start Extracted records
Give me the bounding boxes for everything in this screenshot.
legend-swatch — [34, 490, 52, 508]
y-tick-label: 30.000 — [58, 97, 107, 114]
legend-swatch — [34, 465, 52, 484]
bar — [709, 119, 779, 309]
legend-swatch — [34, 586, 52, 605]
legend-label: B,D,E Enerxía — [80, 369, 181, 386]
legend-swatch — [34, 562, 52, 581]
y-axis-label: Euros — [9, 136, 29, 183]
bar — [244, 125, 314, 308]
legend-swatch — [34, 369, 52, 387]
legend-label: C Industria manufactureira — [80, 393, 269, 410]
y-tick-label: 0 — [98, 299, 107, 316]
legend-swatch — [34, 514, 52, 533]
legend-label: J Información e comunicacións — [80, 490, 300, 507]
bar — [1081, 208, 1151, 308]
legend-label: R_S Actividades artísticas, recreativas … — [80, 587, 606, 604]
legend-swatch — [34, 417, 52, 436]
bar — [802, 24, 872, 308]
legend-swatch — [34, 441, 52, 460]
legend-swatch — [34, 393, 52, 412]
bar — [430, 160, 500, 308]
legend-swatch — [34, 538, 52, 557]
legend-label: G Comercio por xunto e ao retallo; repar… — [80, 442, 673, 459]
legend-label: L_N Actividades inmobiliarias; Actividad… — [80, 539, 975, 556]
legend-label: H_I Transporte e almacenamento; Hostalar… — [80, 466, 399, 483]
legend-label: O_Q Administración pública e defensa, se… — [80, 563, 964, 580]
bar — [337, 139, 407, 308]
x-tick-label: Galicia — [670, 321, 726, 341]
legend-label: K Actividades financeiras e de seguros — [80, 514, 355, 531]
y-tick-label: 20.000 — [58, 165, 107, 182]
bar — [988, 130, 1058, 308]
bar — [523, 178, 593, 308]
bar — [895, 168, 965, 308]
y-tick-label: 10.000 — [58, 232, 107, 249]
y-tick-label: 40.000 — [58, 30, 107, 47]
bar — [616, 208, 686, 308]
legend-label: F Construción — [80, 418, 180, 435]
end Extracted records
* [Brief]: Format every line of the items above as a Markdown table with the columns "Row" and "Entry," numbering the rows in order and leaving out blank lines.

* [Solution to this exercise]:
| Row | Entry |
|---|---|
| 1 | Give me the bounding boxes for everything in this screenshot. |
| 2 | legend-swatch — [34, 490, 52, 508] |
| 3 | y-tick-label: 30.000 — [58, 97, 107, 114] |
| 4 | legend-swatch — [34, 465, 52, 484] |
| 5 | bar — [709, 119, 779, 309] |
| 6 | legend-swatch — [34, 586, 52, 605] |
| 7 | legend-label: B,D,E Enerxía — [80, 369, 181, 386] |
| 8 | legend-swatch — [34, 562, 52, 581] |
| 9 | y-axis-label: Euros — [9, 136, 29, 183] |
| 10 | bar — [244, 125, 314, 308] |
| 11 | legend-swatch — [34, 369, 52, 387] |
| 12 | legend-label: C Industria manufactureira — [80, 393, 269, 410] |
| 13 | y-tick-label: 0 — [98, 299, 107, 316] |
| 14 | legend-swatch — [34, 514, 52, 533] |
| 15 | legend-label: J Información e comunicacións — [80, 490, 300, 507] |
| 16 | bar — [1081, 208, 1151, 308] |
| 17 | legend-label: R_S Actividades artísticas, recreativas … — [80, 587, 606, 604] |
| 18 | legend-swatch — [34, 417, 52, 436] |
| 19 | bar — [802, 24, 872, 308] |
| 20 | legend-swatch — [34, 441, 52, 460] |
| 21 | legend-swatch — [34, 393, 52, 412] |
| 22 | bar — [430, 160, 500, 308] |
| 23 | legend-swatch — [34, 538, 52, 557] |
| 24 | legend-label: G Comercio por xunto e ao retallo; repar… — [80, 442, 673, 459] |
| 25 | legend-label: L_N Actividades inmobiliarias; Actividad… — [80, 539, 975, 556] |
| 26 | legend-label: H_I Transporte e almacenamento; Hostalar… — [80, 466, 399, 483] |
| 27 | legend-label: O_Q Administración pública e defensa, se… — [80, 563, 964, 580] |
| 28 | bar — [337, 139, 407, 308] |
| 29 | x-tick-label: Galicia — [670, 321, 726, 341] |
| 30 | legend-label: K Actividades financeiras e de seguros — [80, 514, 355, 531] |
| 31 | y-tick-label: 20.000 — [58, 165, 107, 182] |
| 32 | bar — [988, 130, 1058, 308] |
| 33 | bar — [523, 178, 593, 308] |
| 34 | bar — [895, 168, 965, 308] |
| 35 | y-tick-label: 10.000 — [58, 232, 107, 249] |
| 36 | y-tick-label: 40.000 — [58, 30, 107, 47] |
| 37 | bar — [616, 208, 686, 308] |
| 38 | legend-label: F Construción — [80, 418, 180, 435] |